Items from a data source:
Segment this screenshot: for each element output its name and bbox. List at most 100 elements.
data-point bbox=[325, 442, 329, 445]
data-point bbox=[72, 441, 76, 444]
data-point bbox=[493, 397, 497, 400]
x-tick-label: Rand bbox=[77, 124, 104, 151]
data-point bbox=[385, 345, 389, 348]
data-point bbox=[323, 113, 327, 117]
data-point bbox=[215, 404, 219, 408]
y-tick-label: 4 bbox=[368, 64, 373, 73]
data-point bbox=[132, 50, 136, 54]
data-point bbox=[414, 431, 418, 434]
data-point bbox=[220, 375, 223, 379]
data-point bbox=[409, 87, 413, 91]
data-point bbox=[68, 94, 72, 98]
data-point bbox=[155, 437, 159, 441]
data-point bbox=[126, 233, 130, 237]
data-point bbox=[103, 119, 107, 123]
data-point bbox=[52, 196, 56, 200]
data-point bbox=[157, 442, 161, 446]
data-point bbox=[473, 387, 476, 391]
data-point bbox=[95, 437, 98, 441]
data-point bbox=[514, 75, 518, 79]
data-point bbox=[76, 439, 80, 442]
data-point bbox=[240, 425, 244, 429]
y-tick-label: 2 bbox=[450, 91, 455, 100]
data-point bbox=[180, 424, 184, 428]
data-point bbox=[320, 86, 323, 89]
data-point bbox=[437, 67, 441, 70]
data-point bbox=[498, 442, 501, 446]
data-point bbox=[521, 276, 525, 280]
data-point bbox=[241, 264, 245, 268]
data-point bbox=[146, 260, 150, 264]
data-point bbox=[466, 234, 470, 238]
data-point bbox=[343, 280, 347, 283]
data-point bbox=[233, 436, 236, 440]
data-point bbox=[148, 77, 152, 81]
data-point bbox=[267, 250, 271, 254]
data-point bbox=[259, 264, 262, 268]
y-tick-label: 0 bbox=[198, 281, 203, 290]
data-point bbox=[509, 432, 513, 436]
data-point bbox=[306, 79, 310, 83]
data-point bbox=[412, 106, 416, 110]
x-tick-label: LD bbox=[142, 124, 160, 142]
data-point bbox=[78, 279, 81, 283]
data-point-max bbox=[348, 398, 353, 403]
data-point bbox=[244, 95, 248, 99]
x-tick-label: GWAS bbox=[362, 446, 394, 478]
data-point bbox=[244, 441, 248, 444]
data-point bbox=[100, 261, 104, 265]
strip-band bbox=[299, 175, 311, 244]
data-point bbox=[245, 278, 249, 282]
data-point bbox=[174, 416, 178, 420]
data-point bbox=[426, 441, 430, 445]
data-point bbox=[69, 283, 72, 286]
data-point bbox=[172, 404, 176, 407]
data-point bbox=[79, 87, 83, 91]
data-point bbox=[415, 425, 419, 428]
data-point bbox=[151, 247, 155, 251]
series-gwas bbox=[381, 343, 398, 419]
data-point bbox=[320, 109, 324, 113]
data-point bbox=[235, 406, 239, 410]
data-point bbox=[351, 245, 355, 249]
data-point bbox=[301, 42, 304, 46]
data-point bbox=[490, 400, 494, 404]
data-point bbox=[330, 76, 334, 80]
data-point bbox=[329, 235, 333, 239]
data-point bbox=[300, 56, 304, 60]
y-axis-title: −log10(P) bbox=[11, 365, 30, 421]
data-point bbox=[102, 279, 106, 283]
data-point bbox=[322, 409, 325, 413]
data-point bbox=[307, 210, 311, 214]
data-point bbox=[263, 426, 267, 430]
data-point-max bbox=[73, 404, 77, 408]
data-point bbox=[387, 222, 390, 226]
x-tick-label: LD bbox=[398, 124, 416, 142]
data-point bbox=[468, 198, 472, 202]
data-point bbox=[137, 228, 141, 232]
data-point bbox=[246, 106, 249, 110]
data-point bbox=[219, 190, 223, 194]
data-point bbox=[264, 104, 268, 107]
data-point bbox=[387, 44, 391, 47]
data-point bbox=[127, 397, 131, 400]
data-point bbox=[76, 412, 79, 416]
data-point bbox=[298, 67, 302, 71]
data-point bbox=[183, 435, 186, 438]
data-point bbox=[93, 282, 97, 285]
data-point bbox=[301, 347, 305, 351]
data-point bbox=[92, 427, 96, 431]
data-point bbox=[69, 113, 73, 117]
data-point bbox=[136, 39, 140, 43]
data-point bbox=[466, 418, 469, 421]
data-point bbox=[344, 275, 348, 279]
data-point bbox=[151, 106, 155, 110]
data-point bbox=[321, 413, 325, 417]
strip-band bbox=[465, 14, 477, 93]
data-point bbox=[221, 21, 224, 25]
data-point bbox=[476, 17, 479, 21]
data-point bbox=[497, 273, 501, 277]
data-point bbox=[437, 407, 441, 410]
==
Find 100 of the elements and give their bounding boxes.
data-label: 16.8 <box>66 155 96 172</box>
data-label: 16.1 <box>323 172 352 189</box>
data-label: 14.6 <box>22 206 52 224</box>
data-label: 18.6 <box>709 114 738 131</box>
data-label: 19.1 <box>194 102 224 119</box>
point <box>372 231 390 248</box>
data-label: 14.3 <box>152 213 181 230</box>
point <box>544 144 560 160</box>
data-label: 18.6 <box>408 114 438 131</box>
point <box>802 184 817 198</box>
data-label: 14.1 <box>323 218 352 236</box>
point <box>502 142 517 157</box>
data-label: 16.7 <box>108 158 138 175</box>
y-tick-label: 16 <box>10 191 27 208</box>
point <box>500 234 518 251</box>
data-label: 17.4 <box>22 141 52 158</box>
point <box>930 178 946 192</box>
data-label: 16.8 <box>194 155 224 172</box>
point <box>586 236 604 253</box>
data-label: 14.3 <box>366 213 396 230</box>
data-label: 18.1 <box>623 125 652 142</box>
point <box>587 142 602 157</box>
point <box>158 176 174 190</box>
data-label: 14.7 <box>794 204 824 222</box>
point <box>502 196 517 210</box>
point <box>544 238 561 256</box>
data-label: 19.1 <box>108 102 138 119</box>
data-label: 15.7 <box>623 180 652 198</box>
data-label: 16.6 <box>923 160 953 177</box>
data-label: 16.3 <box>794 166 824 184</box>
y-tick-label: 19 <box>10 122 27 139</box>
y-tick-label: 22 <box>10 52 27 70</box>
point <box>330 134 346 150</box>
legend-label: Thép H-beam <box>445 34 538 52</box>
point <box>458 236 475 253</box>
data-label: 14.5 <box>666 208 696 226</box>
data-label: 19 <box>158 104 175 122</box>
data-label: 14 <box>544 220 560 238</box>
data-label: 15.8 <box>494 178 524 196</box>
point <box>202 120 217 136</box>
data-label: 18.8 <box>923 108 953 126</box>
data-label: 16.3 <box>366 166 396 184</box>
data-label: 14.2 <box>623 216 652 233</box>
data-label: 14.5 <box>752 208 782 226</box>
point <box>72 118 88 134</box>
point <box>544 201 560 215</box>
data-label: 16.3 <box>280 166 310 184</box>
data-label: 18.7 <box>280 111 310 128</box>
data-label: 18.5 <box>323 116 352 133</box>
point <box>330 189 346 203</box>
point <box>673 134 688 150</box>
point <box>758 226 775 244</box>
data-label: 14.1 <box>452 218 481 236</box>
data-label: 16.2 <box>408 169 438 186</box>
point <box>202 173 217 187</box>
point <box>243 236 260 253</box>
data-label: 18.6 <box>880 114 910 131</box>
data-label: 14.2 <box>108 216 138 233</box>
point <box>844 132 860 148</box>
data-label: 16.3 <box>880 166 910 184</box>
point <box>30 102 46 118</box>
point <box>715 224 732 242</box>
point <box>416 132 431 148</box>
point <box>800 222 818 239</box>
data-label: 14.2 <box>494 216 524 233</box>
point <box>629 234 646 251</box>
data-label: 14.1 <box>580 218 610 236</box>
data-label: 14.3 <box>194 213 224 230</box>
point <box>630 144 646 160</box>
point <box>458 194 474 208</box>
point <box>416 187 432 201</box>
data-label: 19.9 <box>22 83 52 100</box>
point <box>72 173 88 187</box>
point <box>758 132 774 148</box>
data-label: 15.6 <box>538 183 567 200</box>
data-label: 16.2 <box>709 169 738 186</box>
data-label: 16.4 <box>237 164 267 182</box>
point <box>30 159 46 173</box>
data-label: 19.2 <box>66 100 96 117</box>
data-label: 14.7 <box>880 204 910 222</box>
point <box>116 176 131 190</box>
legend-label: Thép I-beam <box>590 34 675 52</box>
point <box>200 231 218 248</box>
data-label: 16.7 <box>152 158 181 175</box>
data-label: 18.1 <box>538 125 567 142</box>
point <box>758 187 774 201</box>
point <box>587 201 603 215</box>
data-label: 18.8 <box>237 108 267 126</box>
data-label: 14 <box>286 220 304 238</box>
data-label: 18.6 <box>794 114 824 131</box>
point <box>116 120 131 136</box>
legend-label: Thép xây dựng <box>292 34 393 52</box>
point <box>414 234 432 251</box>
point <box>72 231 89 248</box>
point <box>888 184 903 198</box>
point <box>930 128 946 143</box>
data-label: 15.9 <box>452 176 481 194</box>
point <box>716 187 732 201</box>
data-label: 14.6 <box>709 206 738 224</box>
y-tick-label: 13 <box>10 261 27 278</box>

| What is required |
Reproduce word for word the lines of the records starting at the line containing "Segment this screenshot: for" and ending at the line containing "y-tick-label: 4 bbox=[368, 64, 373, 73]", including both of those lines.

| Answer for this exercise |
Segment this screenshot: for each element output its name and bbox. List at most 100 elements.
data-point bbox=[325, 442, 329, 445]
data-point bbox=[72, 441, 76, 444]
data-point bbox=[493, 397, 497, 400]
x-tick-label: Rand bbox=[77, 124, 104, 151]
data-point bbox=[385, 345, 389, 348]
data-point bbox=[323, 113, 327, 117]
data-point bbox=[215, 404, 219, 408]
y-tick-label: 4 bbox=[368, 64, 373, 73]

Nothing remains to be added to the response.